**WRITTEN INSTRUCTION**
Report every line below that holds the word "files".

**DATASET EXCERPTS**
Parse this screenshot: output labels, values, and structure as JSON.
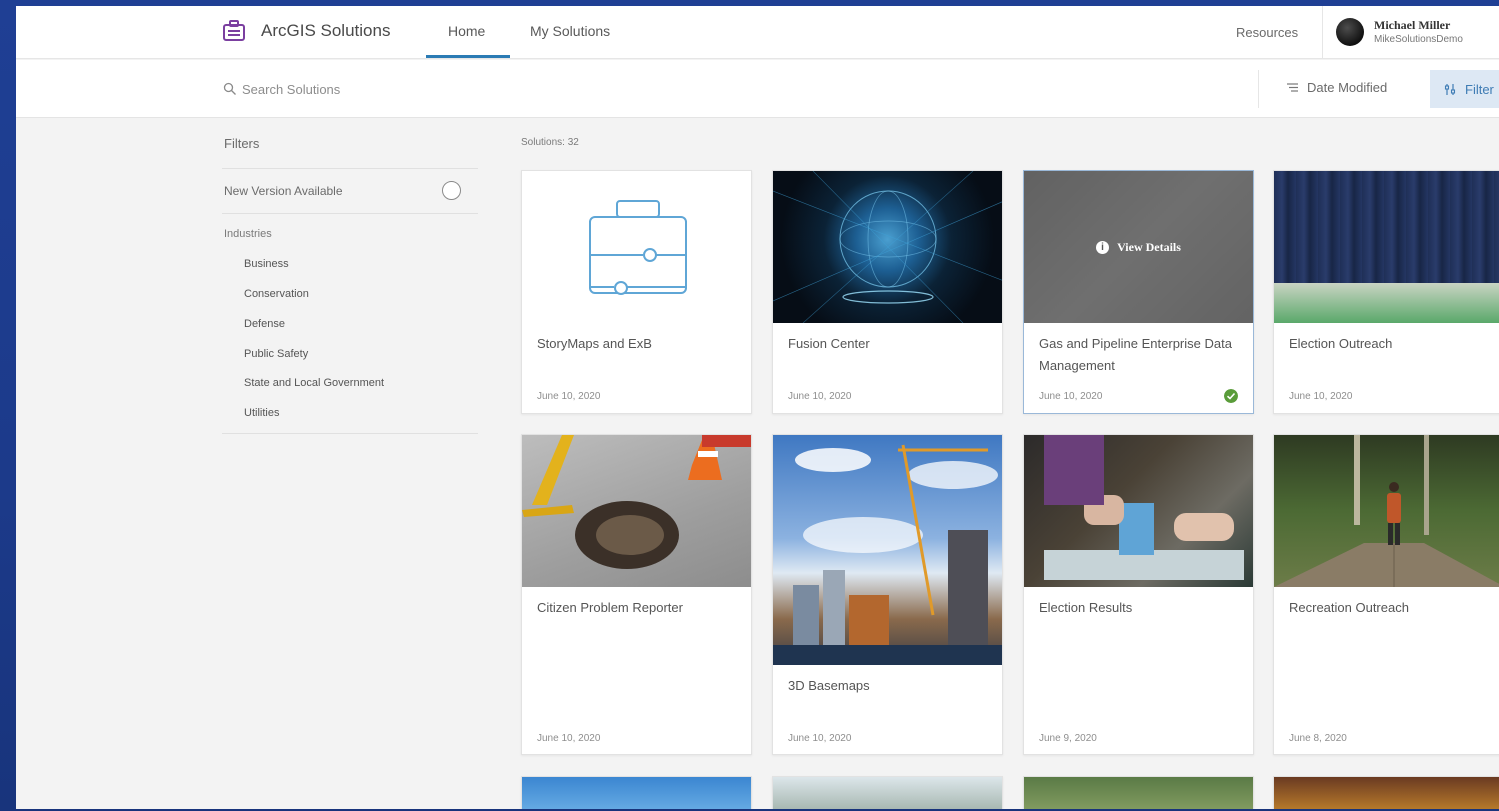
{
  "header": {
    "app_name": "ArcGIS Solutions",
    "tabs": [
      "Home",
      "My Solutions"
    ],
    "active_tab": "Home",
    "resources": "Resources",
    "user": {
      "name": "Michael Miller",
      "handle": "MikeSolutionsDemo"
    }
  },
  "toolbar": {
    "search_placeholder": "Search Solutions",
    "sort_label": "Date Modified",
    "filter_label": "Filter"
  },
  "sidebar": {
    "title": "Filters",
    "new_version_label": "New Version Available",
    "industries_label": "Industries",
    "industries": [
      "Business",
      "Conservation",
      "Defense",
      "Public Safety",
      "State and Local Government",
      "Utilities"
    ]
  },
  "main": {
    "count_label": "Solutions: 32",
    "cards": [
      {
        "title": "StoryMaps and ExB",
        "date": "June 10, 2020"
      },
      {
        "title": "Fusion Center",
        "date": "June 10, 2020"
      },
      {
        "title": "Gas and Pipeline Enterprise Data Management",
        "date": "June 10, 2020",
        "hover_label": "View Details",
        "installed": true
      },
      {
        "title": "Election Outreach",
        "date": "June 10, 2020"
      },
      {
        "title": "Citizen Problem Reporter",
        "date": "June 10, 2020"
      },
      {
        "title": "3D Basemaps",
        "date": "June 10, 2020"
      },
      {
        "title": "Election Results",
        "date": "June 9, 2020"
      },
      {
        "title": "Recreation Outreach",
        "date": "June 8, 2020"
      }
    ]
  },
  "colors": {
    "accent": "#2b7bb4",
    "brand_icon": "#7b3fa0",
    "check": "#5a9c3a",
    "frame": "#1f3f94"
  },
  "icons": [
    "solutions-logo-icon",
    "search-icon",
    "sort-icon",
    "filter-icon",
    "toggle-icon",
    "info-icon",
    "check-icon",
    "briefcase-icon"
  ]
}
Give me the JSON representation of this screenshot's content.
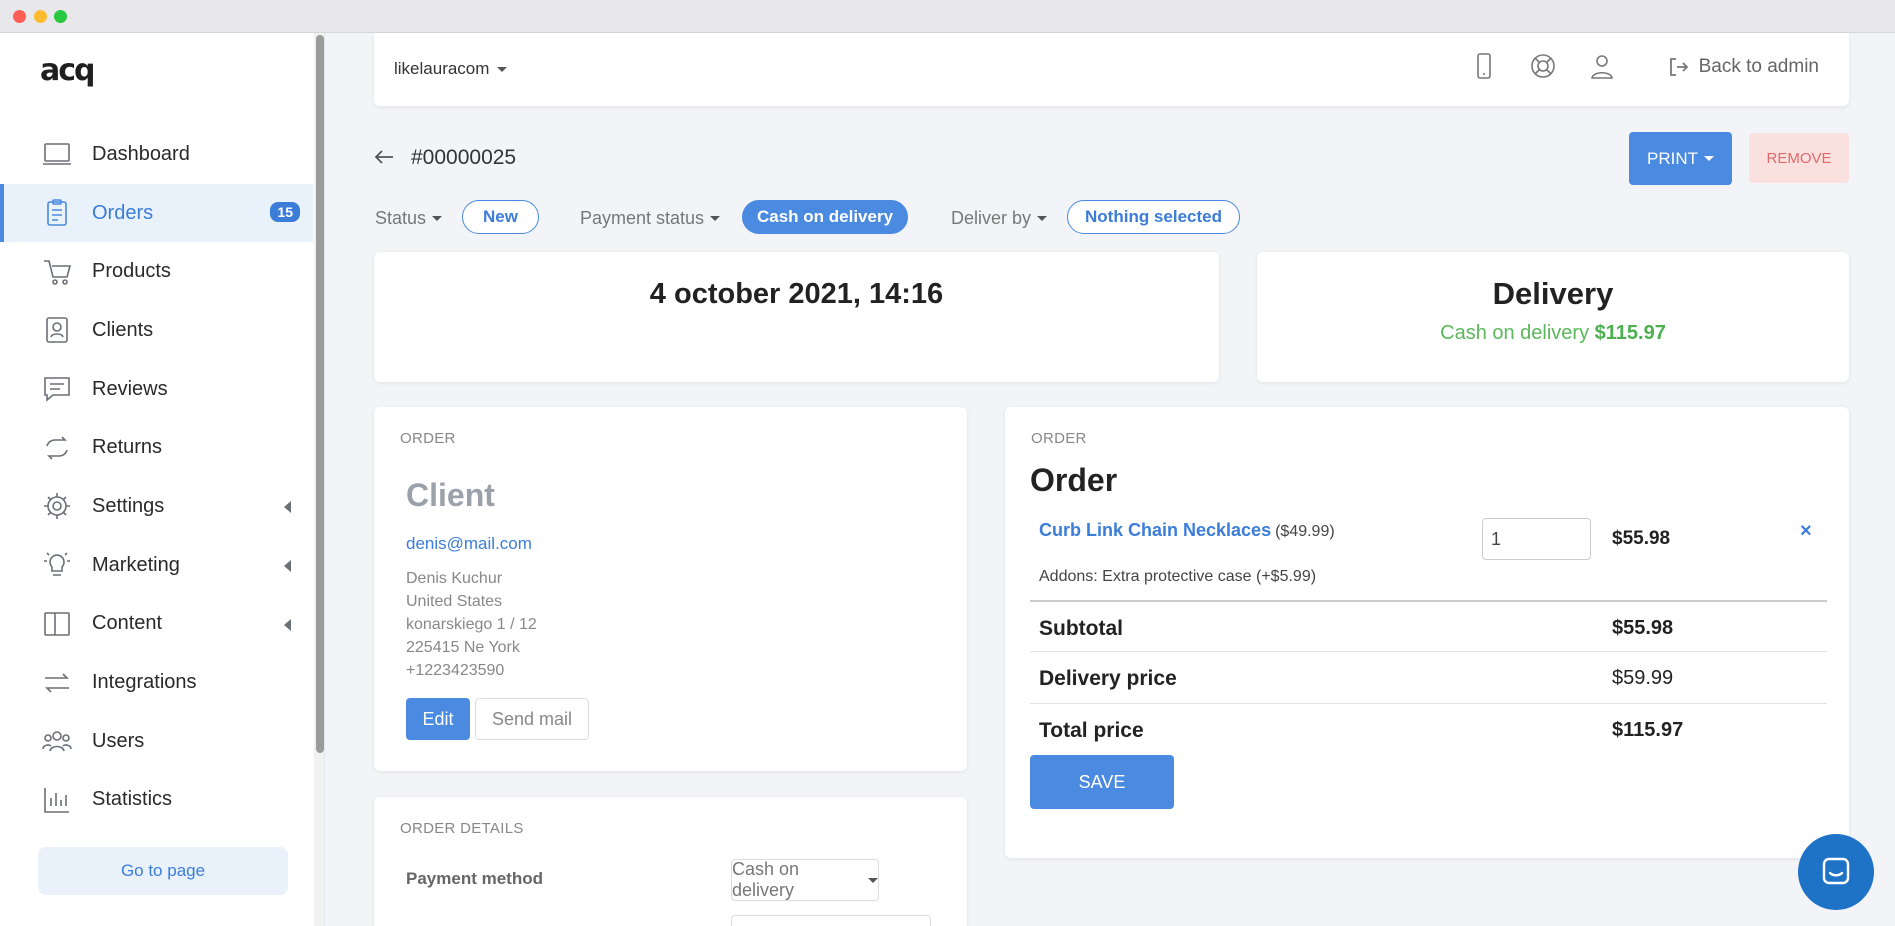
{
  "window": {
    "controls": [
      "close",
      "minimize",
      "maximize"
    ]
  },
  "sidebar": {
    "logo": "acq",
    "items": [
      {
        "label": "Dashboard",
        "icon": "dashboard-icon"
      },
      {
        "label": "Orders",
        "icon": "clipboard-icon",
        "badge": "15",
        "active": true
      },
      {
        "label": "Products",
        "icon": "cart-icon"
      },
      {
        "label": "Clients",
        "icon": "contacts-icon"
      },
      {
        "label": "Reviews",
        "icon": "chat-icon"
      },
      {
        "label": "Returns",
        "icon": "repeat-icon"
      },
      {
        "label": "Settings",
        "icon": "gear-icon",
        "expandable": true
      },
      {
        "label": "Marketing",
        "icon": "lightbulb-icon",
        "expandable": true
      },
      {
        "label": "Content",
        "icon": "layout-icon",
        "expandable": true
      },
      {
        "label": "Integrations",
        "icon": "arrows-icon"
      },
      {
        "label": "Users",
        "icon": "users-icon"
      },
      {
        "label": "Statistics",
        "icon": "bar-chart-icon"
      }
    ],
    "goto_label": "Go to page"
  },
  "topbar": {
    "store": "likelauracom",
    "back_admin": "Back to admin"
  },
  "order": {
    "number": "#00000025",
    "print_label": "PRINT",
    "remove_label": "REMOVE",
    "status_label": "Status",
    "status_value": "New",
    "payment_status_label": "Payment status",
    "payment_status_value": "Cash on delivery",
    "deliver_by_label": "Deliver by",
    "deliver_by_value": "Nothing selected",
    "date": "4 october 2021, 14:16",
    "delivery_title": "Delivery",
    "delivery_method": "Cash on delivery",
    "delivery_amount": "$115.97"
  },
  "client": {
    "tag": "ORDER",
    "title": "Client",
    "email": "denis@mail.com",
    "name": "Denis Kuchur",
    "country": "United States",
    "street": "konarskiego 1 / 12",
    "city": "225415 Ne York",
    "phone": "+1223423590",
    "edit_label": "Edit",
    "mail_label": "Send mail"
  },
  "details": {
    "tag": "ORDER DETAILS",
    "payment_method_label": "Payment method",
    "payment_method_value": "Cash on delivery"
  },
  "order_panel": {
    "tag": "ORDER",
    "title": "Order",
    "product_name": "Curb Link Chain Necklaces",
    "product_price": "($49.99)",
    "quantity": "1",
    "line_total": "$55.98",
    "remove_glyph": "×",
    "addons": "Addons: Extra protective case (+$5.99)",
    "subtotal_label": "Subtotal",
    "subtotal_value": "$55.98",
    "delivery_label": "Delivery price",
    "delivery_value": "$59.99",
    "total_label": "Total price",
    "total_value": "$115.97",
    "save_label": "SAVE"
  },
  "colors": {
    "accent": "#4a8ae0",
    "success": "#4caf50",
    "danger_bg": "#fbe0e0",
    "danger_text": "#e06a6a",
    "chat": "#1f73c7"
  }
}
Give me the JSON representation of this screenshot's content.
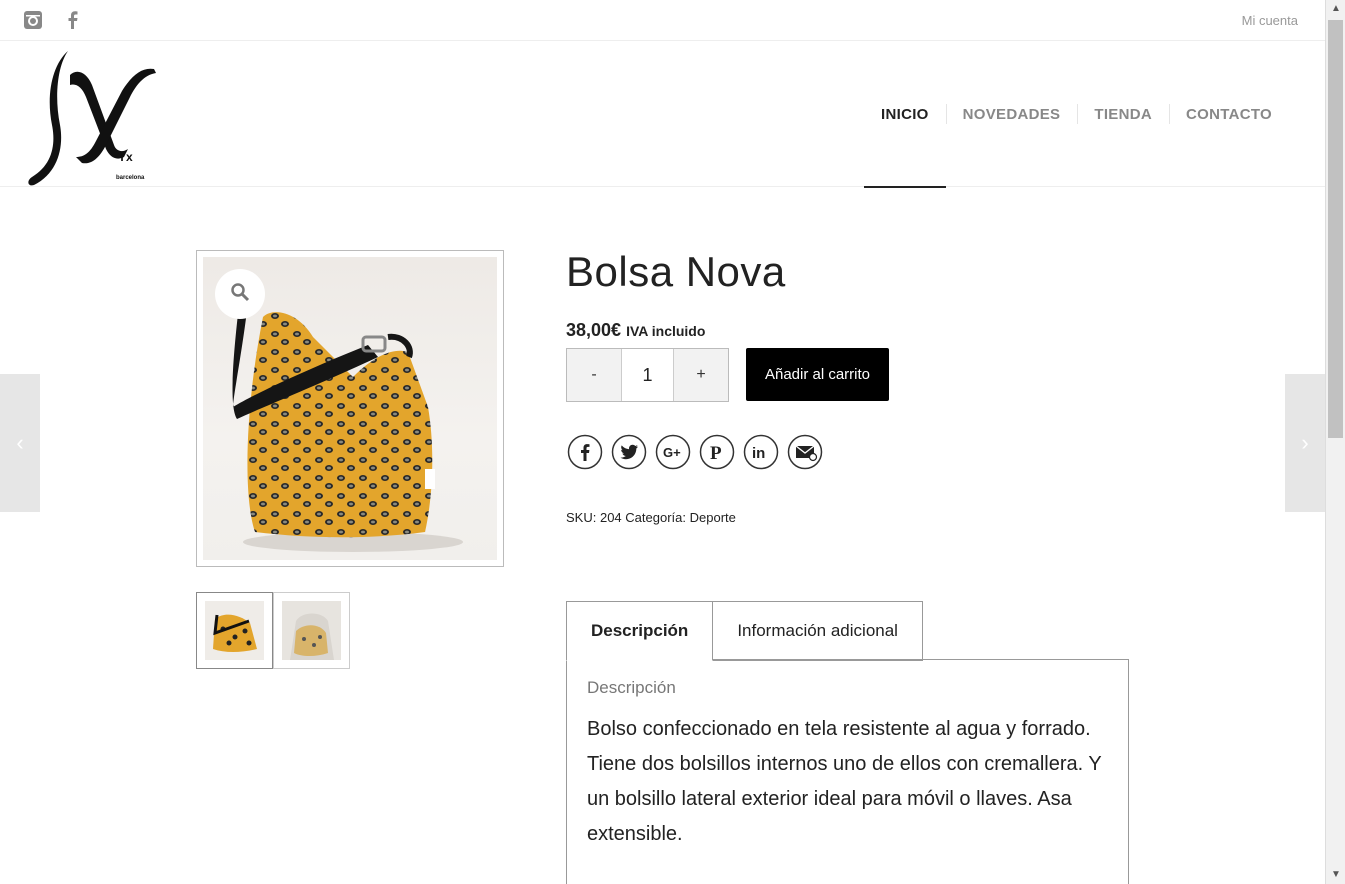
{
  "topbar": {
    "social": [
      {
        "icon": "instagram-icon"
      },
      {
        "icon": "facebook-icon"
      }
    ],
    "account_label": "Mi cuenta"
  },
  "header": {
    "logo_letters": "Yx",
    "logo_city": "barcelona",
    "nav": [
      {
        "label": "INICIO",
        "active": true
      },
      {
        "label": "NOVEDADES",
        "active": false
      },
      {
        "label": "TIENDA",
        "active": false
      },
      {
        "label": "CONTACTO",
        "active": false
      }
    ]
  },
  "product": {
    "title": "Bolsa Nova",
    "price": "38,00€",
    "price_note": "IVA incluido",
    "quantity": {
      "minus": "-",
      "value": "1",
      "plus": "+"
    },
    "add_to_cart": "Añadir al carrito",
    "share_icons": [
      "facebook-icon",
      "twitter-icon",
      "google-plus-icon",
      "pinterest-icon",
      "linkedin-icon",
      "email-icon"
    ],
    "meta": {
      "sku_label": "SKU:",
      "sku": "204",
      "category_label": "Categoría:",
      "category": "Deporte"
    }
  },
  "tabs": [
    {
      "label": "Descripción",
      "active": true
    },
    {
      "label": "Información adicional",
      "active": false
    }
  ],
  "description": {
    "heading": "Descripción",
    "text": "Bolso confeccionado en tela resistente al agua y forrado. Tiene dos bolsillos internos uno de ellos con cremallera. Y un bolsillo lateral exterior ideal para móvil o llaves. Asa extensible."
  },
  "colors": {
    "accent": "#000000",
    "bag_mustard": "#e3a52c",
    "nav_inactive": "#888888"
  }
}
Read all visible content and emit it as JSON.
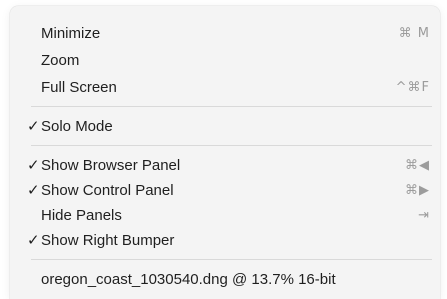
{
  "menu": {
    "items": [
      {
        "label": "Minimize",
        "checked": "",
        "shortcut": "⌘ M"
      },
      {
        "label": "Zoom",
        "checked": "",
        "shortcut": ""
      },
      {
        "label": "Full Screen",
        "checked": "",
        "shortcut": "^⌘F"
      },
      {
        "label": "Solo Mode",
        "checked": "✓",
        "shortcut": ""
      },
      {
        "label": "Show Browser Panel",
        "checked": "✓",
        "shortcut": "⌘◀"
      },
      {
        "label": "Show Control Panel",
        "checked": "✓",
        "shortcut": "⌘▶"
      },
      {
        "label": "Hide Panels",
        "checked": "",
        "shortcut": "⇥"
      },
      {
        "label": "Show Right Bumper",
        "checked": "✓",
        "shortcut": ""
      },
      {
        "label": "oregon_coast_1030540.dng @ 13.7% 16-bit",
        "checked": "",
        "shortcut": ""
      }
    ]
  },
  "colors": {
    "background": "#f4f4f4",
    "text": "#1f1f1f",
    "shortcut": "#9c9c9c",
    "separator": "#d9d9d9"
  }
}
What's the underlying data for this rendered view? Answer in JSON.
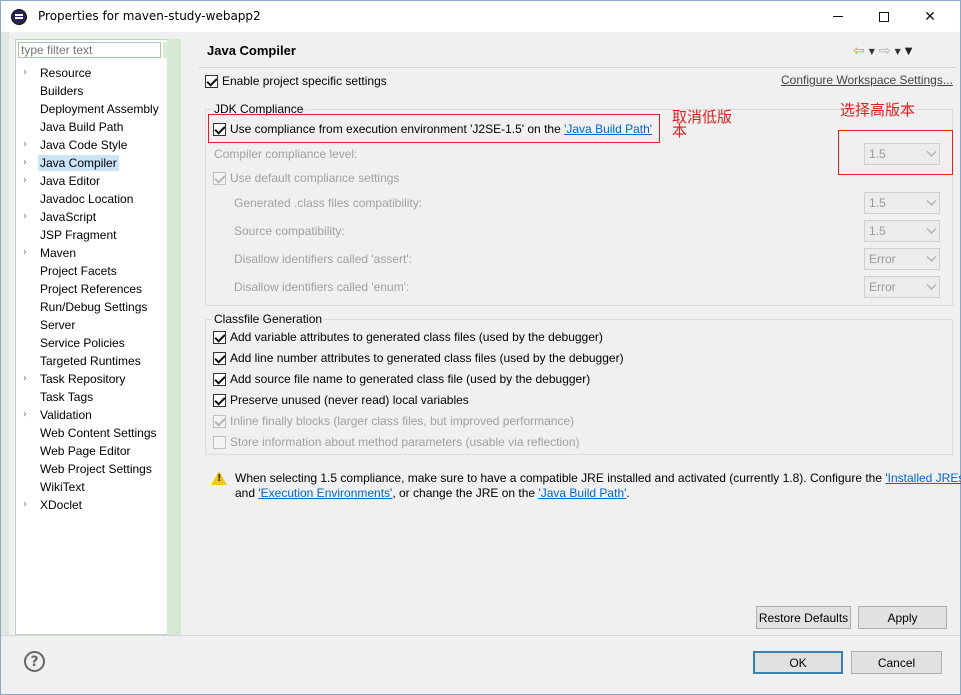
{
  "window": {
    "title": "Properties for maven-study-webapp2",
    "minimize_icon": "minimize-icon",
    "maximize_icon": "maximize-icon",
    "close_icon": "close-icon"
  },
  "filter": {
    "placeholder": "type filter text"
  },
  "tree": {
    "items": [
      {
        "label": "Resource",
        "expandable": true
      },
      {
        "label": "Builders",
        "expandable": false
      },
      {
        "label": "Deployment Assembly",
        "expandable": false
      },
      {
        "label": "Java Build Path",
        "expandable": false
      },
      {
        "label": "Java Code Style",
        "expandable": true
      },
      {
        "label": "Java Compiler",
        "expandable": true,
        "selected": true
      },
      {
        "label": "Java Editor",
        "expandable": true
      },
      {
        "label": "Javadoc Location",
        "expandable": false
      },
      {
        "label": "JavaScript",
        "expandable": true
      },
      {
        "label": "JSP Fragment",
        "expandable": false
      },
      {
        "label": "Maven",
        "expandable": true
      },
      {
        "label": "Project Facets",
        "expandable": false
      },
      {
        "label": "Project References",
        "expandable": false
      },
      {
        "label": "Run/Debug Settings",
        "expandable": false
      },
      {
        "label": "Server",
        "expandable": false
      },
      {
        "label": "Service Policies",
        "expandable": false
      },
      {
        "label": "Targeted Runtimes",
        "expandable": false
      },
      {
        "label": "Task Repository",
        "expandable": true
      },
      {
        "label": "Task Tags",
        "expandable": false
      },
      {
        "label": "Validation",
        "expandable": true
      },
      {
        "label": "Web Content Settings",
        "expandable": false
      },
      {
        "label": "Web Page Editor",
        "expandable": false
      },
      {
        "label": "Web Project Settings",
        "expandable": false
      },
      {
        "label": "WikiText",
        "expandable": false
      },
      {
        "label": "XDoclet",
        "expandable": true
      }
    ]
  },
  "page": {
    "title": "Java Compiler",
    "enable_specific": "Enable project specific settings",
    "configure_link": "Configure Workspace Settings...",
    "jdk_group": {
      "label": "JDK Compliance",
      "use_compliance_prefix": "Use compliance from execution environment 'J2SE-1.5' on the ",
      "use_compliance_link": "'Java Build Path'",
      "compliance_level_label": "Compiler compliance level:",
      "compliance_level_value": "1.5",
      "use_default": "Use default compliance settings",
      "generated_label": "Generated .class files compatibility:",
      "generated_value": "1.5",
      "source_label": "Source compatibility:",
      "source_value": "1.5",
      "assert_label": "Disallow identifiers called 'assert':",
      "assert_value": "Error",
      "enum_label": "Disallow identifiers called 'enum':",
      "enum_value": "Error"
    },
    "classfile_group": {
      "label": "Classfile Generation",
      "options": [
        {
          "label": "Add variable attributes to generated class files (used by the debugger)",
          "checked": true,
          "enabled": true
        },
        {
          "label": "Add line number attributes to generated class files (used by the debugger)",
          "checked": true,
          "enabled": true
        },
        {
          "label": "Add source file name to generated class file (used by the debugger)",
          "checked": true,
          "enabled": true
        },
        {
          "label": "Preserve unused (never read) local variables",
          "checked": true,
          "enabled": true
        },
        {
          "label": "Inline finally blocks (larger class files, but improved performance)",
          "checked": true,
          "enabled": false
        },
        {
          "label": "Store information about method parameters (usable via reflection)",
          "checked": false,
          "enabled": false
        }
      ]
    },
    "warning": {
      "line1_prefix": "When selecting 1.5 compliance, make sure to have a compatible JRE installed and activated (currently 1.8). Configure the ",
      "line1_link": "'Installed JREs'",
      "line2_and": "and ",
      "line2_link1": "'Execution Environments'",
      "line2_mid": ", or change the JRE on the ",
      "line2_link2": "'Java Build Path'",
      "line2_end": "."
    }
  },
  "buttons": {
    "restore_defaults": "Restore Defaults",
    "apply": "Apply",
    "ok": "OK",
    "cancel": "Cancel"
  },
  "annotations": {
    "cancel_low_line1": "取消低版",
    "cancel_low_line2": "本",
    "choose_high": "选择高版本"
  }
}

**TASK ANSWER**
      "generated_label": "Generated .class files compatibility:",
          "label": "Add variable attributes to generated class files (used by the debugger)",
          "label": "Add line number attributes to generated class files (used by the debugger)",
          "label": "Inline finally blocks (larger class files, but improved performance)",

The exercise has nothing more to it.